**RAW DATA**
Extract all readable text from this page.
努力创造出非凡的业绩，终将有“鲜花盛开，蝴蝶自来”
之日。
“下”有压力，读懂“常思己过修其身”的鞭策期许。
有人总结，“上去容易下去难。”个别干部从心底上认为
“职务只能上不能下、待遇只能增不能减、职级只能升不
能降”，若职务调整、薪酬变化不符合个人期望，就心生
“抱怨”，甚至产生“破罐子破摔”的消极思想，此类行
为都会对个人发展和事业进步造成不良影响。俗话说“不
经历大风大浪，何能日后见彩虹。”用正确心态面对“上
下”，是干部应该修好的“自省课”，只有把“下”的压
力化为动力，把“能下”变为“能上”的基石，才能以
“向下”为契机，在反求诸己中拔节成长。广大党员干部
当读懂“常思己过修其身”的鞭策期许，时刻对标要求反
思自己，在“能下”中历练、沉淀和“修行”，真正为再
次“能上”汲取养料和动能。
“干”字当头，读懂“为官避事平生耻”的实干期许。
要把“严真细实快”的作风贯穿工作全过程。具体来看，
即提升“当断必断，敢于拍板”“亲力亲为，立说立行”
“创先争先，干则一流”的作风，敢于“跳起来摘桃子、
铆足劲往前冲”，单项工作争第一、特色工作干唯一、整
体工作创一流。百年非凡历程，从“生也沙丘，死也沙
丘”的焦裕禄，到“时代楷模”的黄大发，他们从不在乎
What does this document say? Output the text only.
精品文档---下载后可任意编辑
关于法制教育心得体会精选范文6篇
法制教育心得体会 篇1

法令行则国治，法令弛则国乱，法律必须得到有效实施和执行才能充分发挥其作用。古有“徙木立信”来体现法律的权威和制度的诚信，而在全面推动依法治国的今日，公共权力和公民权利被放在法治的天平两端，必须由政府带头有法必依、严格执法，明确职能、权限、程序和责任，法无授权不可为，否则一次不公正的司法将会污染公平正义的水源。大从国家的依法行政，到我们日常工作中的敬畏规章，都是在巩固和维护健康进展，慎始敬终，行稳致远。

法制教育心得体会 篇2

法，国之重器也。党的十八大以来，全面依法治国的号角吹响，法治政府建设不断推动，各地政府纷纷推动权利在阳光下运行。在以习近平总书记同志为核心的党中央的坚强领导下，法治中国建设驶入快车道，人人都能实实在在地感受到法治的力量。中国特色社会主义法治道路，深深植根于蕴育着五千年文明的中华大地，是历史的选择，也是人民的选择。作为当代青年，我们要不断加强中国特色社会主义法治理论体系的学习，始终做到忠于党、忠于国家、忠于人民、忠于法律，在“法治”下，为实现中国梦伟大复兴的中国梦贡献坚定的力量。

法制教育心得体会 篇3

**STATED TASK**
Every line above should be written out again exactly as it stands.

**RESULT FOR THIS EXERCISE**
Extract all readable text from this page.
努力创造出非凡的业绩，终将有“鲜花盛开，蝴蝶自来”
之日。
“下”有压力，读懂“常思己过修其身”的鞭策期许。
有人总结，“上去容易下去难。”个别干部从心底上认为
“职务只能上不能下、待遇只能增不能减、职级只能升不
能降”，若职务调整、薪酬变化不符合个人期望，就心生
“抱怨”，甚至产生“破罐子破摔”的消极思想，此类行
为都会对个人发展和事业进步造成不良影响。俗话说“不
经历大风大浪，何能日后见彩虹。”用正确心态面对“上
下”，是干部应该修好的“自省课”，只有把“下”的压
力化为动力，把“能下”变为“能上”的基石，才能以
“向下”为契机，在反求诸己中拔节成长。广大党员干部
当读懂“常思己过修其身”的鞭策期许，时刻对标要求反
思自己，在“能下”中历练、沉淀和“修行”，真正为再
次“能上”汲取养料和动能。
“干”字当头，读懂“为官避事平生耻”的实干期许。
要把“严真细实快”的作风贯穿工作全过程。具体来看，
即提升“当断必断，敢于拍板”“亲力亲为，立说立行”
“创先争先，干则一流”的作风，敢于“跳起来摘桃子、
铆足劲往前冲”，单项工作争第一、特色工作干唯一、整
体工作创一流。百年非凡历程，从“生也沙丘，死也沙
丘”的焦裕禄，到“时代楷模”的黄大发，他们从不在乎
What does this document say? Output the text only.
精品文档---下载后可任意编辑
关于法制教育心得体会精选范文6篇
法制教育心得体会 篇1

法令行则国治，法令弛则国乱，法律必须得到有效实施和执行才能充分发挥其作用。古有“徙木立信”来体现法律的权威和制度的诚信，而在全面推动依法治国的今日，公共权力和公民权利被放在法治的天平两端，必须由政府带头有法必依、严格执法，明确职能、权限、程序和责任，法无授权不可为，否则一次不公正的司法将会污染公平正义的水源。大从国家的依法行政，到我们日常工作中的敬畏规章，都是在巩固和维护健康进展，慎始敬终，行稳致远。

法制教育心得体会 篇2

法，国之重器也。党的十八大以来，全面依法治国的号角吹响，法治政府建设不断推动，各地政府纷纷推动权利在阳光下运行。在以习近平总书记同志为核心的党中央的坚强领导下，法治中国建设驶入快车道，人人都能实实在在地感受到法治的力量。中国特色社会主义法治道路，深深植根于蕴育着五千年文明的中华大地，是历史的选择，也是人民的选择。作为当代青年，我们要不断加强中国特色社会主义法治理论体系的学习，始终做到忠于党、忠于国家、忠于人民、忠于法律，在“法治”下，为实现中国梦伟大复兴的中国梦贡献坚定的力量。

法制教育心得体会 篇3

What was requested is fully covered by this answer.